- _Directions_: Please state how many lines in the records contain the string "Explain", with no words besides the number.

# Start of Data for processing

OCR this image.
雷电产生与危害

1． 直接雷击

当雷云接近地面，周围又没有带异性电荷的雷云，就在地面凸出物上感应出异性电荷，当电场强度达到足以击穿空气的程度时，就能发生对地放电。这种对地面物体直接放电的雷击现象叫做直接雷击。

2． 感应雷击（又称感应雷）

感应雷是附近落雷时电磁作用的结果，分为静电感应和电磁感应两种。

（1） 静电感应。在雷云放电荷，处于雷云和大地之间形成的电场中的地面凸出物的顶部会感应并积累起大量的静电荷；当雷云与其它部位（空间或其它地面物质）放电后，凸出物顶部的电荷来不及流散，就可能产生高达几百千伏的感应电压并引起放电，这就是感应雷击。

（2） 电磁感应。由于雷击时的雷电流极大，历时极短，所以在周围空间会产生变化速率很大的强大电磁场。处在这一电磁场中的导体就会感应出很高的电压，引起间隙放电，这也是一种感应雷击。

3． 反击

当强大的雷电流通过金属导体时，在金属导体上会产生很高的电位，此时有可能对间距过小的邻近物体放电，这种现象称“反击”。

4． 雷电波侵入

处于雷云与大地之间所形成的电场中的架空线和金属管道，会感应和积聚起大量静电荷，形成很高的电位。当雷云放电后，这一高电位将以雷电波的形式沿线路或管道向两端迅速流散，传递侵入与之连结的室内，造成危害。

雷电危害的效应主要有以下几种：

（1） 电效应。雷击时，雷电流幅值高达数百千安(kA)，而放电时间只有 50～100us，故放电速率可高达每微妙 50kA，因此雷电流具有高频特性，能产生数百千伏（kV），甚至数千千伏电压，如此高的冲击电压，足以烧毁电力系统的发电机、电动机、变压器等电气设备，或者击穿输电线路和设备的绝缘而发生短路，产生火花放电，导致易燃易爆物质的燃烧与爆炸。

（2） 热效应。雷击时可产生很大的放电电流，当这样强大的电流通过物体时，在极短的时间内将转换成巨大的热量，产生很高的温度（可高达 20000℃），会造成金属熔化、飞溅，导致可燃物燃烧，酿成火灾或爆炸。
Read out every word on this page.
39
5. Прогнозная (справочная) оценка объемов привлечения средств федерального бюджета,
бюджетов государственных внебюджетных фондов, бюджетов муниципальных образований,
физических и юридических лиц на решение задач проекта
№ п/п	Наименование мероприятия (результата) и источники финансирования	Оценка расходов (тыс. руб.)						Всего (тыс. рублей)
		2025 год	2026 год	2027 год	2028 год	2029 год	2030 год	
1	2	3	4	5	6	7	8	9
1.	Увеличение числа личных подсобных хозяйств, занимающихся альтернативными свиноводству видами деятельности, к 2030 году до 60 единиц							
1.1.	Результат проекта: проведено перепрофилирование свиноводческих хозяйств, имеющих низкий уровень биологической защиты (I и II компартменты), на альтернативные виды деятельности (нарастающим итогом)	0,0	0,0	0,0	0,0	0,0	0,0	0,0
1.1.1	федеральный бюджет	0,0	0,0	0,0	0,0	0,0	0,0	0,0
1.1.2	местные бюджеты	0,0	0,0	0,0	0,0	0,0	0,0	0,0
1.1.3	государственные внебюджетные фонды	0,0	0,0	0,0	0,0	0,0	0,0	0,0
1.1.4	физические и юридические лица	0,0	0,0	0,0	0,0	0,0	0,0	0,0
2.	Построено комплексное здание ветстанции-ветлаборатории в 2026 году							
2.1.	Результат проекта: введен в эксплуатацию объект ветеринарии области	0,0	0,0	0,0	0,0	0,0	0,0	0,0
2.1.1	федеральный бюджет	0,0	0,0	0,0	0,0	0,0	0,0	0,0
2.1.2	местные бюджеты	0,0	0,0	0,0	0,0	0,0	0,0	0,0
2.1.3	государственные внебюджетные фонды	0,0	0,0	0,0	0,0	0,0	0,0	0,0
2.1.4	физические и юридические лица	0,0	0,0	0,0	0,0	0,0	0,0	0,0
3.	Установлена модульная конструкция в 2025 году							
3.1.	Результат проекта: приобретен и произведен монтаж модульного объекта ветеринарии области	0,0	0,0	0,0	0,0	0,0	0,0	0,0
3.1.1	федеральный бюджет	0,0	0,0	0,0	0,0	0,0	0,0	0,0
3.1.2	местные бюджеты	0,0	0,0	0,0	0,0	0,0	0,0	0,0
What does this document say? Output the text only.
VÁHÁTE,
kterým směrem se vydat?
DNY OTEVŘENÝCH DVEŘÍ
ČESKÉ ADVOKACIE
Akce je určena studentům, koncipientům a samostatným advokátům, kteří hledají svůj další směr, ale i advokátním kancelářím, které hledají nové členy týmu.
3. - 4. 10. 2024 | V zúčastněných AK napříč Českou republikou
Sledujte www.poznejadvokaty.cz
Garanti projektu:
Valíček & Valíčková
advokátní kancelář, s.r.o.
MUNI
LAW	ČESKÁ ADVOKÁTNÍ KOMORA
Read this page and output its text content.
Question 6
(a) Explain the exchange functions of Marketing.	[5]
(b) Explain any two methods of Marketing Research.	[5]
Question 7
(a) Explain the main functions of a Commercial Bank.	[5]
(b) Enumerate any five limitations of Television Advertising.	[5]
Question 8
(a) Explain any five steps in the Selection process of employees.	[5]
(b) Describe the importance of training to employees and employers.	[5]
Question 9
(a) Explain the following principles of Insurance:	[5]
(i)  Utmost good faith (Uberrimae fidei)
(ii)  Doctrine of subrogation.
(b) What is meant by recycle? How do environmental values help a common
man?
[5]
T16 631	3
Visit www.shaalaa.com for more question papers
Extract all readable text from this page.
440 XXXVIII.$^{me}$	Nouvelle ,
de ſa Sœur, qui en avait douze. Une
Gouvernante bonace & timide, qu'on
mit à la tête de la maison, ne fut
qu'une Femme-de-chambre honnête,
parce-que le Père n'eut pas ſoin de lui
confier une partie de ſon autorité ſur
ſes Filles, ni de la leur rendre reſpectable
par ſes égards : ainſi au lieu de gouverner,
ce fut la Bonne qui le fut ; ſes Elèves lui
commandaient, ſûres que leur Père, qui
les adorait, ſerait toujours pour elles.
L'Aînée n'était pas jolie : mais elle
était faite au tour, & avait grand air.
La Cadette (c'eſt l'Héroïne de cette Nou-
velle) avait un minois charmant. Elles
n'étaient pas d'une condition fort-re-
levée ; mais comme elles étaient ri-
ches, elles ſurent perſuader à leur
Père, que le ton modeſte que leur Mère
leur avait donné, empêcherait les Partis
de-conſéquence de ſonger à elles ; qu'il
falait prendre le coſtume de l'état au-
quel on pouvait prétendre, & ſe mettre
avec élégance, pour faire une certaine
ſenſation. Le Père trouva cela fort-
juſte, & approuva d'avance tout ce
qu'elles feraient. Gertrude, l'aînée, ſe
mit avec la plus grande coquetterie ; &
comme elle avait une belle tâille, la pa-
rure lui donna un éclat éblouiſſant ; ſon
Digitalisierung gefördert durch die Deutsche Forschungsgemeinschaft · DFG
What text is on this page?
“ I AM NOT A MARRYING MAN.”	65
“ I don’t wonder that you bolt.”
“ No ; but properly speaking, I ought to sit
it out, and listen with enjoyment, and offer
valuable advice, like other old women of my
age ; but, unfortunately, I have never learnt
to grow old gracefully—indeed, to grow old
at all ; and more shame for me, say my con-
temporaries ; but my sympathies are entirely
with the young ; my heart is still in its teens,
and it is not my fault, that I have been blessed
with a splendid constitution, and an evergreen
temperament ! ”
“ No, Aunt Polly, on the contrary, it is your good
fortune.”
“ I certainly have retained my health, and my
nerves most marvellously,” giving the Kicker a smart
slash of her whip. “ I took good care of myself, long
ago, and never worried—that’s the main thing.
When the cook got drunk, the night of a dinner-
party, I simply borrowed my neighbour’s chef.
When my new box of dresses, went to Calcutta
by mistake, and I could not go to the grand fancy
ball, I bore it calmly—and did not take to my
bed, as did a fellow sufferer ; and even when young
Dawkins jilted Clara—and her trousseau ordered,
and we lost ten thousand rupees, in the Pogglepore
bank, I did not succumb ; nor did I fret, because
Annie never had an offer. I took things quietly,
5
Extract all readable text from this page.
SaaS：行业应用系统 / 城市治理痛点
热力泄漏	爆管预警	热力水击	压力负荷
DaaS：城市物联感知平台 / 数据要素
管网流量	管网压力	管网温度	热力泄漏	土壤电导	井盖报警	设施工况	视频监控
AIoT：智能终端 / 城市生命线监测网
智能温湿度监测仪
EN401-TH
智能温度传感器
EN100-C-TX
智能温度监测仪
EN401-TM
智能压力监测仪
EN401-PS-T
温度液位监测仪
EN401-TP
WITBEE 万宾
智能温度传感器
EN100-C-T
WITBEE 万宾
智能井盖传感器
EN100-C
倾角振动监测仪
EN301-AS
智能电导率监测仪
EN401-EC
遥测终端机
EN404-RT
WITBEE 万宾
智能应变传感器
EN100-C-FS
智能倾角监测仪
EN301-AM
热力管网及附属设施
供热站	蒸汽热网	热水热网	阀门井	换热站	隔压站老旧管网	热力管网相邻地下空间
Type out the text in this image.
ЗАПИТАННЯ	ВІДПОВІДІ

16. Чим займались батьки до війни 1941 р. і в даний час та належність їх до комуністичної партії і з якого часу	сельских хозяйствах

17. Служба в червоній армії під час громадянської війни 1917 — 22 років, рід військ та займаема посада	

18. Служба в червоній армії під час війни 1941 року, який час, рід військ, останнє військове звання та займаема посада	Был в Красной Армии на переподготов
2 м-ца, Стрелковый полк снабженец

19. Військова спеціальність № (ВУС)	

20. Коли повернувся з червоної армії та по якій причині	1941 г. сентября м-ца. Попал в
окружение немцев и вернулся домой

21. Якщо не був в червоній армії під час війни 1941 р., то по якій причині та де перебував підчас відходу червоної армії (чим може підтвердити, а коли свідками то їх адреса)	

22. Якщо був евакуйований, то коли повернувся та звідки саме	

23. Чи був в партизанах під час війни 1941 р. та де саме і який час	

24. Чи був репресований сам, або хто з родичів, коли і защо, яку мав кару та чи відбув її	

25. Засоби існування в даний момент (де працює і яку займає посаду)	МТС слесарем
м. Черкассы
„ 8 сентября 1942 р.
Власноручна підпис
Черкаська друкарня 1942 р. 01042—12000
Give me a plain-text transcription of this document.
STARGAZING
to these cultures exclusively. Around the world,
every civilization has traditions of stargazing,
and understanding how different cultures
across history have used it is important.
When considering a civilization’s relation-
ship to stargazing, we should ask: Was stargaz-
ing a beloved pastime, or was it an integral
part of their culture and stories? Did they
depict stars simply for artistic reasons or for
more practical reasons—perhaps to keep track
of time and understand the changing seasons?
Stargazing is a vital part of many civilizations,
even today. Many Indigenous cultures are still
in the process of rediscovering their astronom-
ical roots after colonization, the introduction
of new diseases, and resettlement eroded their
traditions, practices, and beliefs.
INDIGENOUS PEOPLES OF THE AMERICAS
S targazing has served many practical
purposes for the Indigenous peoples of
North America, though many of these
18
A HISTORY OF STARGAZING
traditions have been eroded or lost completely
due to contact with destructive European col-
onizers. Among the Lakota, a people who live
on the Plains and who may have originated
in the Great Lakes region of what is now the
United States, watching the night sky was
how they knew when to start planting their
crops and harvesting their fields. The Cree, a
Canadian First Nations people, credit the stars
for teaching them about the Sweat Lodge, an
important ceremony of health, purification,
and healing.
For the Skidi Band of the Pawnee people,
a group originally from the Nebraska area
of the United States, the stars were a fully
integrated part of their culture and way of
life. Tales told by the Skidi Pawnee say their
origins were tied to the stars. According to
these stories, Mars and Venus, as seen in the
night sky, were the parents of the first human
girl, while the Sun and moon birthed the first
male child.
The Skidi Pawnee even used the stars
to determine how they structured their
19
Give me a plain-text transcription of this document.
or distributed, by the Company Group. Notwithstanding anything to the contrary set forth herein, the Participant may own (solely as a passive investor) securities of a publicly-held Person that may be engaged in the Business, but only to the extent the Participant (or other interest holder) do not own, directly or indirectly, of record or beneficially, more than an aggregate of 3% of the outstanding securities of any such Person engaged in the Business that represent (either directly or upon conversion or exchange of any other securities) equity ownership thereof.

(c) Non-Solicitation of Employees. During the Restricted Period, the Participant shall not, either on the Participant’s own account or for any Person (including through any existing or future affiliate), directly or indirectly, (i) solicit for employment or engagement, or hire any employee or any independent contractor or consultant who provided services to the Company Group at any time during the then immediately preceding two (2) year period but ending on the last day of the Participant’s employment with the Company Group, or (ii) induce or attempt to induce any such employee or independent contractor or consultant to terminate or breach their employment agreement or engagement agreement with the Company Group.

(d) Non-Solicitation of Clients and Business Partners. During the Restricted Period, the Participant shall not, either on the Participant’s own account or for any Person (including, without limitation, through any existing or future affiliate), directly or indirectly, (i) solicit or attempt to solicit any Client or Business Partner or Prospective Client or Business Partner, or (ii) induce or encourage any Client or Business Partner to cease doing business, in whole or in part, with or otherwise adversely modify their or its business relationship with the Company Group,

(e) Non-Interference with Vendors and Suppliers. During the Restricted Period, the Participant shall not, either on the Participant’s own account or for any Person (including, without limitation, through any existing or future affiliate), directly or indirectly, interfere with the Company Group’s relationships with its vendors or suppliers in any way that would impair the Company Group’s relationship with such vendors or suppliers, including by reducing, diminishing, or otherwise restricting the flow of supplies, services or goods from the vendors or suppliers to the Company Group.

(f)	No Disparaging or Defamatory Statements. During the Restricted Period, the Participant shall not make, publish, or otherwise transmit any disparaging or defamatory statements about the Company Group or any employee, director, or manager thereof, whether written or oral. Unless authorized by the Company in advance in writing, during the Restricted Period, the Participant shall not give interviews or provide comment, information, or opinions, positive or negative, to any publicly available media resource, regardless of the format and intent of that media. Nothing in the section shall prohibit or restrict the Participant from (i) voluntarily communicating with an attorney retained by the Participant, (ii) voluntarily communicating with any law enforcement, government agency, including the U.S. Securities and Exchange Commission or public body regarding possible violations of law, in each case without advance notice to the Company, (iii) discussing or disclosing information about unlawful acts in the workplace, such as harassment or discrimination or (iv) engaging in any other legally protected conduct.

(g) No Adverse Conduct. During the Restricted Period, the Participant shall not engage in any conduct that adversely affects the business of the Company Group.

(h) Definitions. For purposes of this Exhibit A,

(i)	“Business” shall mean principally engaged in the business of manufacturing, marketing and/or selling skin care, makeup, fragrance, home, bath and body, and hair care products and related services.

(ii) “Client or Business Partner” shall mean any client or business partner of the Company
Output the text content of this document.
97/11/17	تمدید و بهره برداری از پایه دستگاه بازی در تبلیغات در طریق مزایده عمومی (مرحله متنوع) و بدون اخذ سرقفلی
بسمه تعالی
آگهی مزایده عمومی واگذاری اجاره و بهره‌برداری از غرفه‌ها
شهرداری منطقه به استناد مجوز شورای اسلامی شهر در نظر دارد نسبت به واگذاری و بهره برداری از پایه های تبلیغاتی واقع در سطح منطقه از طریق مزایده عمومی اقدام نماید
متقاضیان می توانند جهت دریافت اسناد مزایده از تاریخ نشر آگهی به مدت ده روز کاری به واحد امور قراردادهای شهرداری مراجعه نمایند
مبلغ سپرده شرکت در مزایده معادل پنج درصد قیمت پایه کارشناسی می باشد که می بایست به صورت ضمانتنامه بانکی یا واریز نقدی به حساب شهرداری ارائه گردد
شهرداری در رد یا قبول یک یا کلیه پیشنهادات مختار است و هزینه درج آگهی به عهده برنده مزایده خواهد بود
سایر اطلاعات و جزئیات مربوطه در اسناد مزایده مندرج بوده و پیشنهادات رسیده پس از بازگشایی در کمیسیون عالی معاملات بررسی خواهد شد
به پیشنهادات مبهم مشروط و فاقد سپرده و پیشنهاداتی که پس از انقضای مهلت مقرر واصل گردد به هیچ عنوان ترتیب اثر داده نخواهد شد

# End of Data for processing

- _Answer for this exercise_: 5